▸ Assigned task 1:
Please reproduce part of the transrectal ultrasound passage word for word, beginning at the words "A transrectal ultrasound allows" and stopping after "view in real-time.".
▸ Assigned task 2:
Answer these questions from the transrectal ultrasound passage:
(a) How long can the procedure take when done on its own?
(b) What may hypoechoic areas show?
(c) Since when has this type of imaging equipment been used?
▸ Assigned task 3:
Extend the transrectal ultrasound passage, picking up right after its last sentence.

[Passage to read — start]

In regards to detecting prostate cancer early on so that it can be treated before spreading to other organs, the best method is to come in for an annual digital rectal exam and any necessary prostate-specific antigen (PSA) blood testing.
But if one of these tests come back abnormal — indicating the potential presence of cancer in the prostate gland — your doctor will likely order a prostate biopsy, which will be accompanied by a transrectal ultrasound, or TRUS. Sometimes, a transrectal ultrasound is performed on its own, without a biopsy needed.
Women may also need this procedure if they show signs of cancer or cysts, are having ongoing fertility issues, or are unable to undergo a transvaginal ultrasound procedure.
What Is a Transrectal Ultrasound?
A transrectal ultrasound allows the doctor to view a patient’s internal organs — including the prostate or rectum in men, and the ovaries in women — much like an x-ray. This type of imaging equipment has been used since the 1970’s with great success. Instead of relying on radiation, which is how an x-ray functions, the TRUS technology uses sound to create a digital image, which is then projected on to a screen for the doctor to view in real-time.
This imaging tool emits high-frequency sound waves that echo off of the surrounding organs, forming pictures of the area. These images will either show areas with normal tissue (isoechoic areas), areas that may show signs of cancer (hypoechoic areas), or areas that may be affected by stones in the prostate (hyperechoic areas.)
The transrectal ultrasound can help a doctor both to view any abnormalities in the organs and glands, as well as to guide the needle in order to collect affected tissue during a prostate biopsy.
What Should I Expect During a Transrectal Ultrasound?
The TRUS procedure on its own can take anywhere from 5 to 20 minutes. If it is being used as a supplementing tool for another procedure, like a biopsy, it could take longer. We perform this type of ultrasound in our office, so there is no need for hospitalization or inpatient care.
Prior to the ultrasound, the doctor may ask you to use an enema. You may also be asked to discontinue certain types of medications for several days prior, and possibly given antibiotics to prevent infection if needed. You will not need to fast unless you require general anesthesia for an accompanying procedure.
You will be asked to empty your bladder prior to the TRUS procedure. In order to access the ultrasound area, you will lie down on your side, and the doctor will insert a lubricated probe, which will cause some pressure but will not be painful.
Once in the rectum, the probe will begin to release sound waves, which will echo off of the other organs. These echoes, translated into images, will provide information about the normal or abnormal state of the rectum and surrounding areas.

[Passage to read — finish]
[Source data — start]

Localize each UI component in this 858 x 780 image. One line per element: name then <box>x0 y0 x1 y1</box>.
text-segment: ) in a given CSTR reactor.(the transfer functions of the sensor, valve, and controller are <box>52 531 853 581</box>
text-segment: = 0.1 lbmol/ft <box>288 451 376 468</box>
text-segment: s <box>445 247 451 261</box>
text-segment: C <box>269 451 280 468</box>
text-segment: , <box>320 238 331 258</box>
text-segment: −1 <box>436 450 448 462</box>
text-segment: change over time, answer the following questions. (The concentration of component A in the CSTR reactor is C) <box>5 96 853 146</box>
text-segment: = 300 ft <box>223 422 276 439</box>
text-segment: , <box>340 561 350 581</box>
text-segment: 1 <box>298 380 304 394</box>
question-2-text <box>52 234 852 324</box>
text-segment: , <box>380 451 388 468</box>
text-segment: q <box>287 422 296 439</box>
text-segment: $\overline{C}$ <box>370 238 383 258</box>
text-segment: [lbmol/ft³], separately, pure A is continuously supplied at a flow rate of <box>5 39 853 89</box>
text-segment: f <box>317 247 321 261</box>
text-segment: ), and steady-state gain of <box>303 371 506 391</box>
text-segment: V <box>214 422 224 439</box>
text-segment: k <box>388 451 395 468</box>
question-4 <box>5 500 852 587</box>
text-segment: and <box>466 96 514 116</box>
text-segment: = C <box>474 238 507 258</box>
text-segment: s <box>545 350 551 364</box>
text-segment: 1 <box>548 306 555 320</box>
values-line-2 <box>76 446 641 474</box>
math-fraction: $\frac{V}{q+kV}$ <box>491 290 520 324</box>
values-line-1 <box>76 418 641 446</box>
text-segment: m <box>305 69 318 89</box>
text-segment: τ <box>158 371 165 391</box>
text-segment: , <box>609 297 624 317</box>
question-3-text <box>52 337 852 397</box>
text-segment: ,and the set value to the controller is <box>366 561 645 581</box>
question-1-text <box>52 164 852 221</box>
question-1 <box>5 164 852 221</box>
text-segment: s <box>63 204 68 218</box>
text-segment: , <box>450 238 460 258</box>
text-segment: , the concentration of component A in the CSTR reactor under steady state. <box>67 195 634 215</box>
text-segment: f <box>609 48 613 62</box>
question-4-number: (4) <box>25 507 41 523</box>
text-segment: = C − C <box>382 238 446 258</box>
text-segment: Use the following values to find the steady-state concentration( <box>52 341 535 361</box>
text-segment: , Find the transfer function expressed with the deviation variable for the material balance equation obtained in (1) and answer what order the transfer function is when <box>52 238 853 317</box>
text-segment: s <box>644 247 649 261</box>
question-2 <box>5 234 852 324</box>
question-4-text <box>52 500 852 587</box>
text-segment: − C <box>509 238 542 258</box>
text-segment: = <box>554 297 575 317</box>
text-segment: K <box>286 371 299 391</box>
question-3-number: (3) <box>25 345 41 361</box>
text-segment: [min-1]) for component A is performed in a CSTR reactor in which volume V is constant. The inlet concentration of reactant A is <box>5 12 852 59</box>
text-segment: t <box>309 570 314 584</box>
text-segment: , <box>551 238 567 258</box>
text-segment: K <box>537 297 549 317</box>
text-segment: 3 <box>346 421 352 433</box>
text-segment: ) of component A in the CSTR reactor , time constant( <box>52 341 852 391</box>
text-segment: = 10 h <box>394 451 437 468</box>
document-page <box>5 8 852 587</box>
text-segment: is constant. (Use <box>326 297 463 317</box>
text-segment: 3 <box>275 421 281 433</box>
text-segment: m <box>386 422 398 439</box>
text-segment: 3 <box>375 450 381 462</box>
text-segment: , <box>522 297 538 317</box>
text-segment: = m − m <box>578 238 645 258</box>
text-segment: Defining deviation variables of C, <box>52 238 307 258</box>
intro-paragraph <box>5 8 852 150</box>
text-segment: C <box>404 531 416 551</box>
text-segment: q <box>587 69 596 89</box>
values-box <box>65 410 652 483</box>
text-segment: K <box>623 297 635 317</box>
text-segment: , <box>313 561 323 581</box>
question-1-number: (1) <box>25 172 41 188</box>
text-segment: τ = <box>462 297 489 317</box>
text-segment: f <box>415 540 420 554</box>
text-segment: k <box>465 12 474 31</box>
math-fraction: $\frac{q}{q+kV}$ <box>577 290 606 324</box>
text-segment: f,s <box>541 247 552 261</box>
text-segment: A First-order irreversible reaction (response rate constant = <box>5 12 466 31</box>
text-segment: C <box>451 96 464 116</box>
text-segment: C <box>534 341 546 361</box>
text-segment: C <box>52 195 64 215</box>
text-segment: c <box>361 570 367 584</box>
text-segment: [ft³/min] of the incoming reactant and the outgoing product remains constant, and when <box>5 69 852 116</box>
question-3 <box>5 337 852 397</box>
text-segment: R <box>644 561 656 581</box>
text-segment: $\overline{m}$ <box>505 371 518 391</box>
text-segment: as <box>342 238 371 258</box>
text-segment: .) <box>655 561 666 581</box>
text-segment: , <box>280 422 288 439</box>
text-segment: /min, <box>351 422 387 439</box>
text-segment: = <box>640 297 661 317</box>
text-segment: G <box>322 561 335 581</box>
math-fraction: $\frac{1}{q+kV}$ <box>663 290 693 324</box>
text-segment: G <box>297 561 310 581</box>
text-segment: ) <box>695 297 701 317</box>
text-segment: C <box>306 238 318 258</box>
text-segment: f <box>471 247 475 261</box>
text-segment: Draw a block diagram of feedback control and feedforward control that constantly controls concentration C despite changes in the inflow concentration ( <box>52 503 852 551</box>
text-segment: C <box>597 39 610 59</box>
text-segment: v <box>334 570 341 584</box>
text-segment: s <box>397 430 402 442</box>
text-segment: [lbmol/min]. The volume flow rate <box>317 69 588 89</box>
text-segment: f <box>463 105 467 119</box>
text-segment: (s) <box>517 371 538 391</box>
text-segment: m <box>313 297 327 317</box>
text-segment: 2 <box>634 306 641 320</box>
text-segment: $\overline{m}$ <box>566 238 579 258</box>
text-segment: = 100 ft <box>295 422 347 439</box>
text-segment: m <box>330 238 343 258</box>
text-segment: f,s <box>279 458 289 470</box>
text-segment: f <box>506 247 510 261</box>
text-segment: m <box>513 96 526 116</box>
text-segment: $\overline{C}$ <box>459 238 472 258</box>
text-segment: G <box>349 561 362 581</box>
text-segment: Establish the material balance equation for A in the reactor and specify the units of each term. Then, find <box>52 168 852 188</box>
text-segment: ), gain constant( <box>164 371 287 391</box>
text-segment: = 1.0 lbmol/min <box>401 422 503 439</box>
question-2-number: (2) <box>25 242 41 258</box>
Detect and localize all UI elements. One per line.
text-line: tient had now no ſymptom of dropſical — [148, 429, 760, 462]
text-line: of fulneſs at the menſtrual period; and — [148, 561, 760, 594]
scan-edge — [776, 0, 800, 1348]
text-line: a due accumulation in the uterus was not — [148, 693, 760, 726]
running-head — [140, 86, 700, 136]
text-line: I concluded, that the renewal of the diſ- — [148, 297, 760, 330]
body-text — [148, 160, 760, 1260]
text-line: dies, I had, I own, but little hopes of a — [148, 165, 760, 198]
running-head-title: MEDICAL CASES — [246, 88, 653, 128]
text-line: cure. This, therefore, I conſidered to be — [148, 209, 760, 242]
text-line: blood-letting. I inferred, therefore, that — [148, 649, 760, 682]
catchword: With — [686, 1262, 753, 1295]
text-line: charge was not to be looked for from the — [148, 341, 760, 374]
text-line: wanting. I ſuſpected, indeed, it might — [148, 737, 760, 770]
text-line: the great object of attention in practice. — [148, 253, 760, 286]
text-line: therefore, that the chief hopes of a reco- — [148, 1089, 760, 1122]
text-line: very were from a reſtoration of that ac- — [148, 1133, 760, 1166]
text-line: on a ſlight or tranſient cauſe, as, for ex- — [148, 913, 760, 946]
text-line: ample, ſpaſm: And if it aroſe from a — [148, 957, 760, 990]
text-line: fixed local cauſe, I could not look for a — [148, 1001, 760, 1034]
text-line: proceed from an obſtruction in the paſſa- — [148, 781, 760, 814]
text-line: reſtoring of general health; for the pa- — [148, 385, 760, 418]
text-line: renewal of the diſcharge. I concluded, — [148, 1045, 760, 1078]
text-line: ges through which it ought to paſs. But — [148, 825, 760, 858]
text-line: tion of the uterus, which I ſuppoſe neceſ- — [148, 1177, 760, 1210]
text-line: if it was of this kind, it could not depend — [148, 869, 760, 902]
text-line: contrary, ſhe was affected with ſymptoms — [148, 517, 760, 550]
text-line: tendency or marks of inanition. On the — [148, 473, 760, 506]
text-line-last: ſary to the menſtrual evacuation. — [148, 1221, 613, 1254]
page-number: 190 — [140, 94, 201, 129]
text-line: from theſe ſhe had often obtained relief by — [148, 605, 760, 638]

[Source data — finish]

▸ Response 1:
A transrectal ultrasound allows the doctor to view a patient’s internal organs — including the prostate or rectum in men, and the ovaries in women — much like an x-ray. This type of imaging equipment has been used since the 1970’s with great success. Instead of relying on radiation, which is how an x-ray functions, the TRUS technology uses sound to create a digital image, which is then projected on to a screen for the doctor to view in real-time.

▸ Response 2:
(a) From 5 to 20 minutes.
(b) Signs of cancer.
(c) Since the 1970's.

▸ Response 3:
You may want someone to accompany you to the appointment to drive you home afterward if you are also receiving a biopsy, and we require this if sedatives are used.
What Is the Recovery Time?
There is very little recovery needed after the transrectal ultrasound procedure as this is not a surgery. Some patients might feel some soreness in the area, especially during bowel movements, which should subside within a day or two. Some feel as if they need to urinate or pass a bowel right after the procedure, which is normal.
Typically, patients are able to return to normal activity immediately after a transrectal ultrasound. Again, this could vary if additional procedures were performed or tissue samples were taken. If there is a simultaneous prostate biopsy along with the TRUS, there will likely be additional side effects and recovery may take a few days.
Side effects of a biopsy might include:
- Soreness in the rectum
- Urges to urinate or have a bowel movement
- Light bleeding, or traces of blood in the stool, urine, or semen for days or weeks
If you experience side effects like fever, foul-smelling urine, pelvic or abdominal pain, burning sensations during urination, or heavy bleeding, call your doctor right away.
While a transrectal ultrasound is not necessarily able to tell the doctor everything, it can indicate important details that may point to the need for further testing, like an infected, inflamed, or enlarged prostate gland or the presence and size of a cyst or tumor.
If you are presenting urological symptoms or have been diagnosed with a condition that could indicate cancer, cysts, or related issues, your doctor may order a transrectal ultrasound to get a better snapshot of the internal glands and effectively diagnose and treat the issue. As always, for men over 45, continuing to make yearly appointments for digital rectal exams is the best method for early detection — and swift treatment — of urological cancers.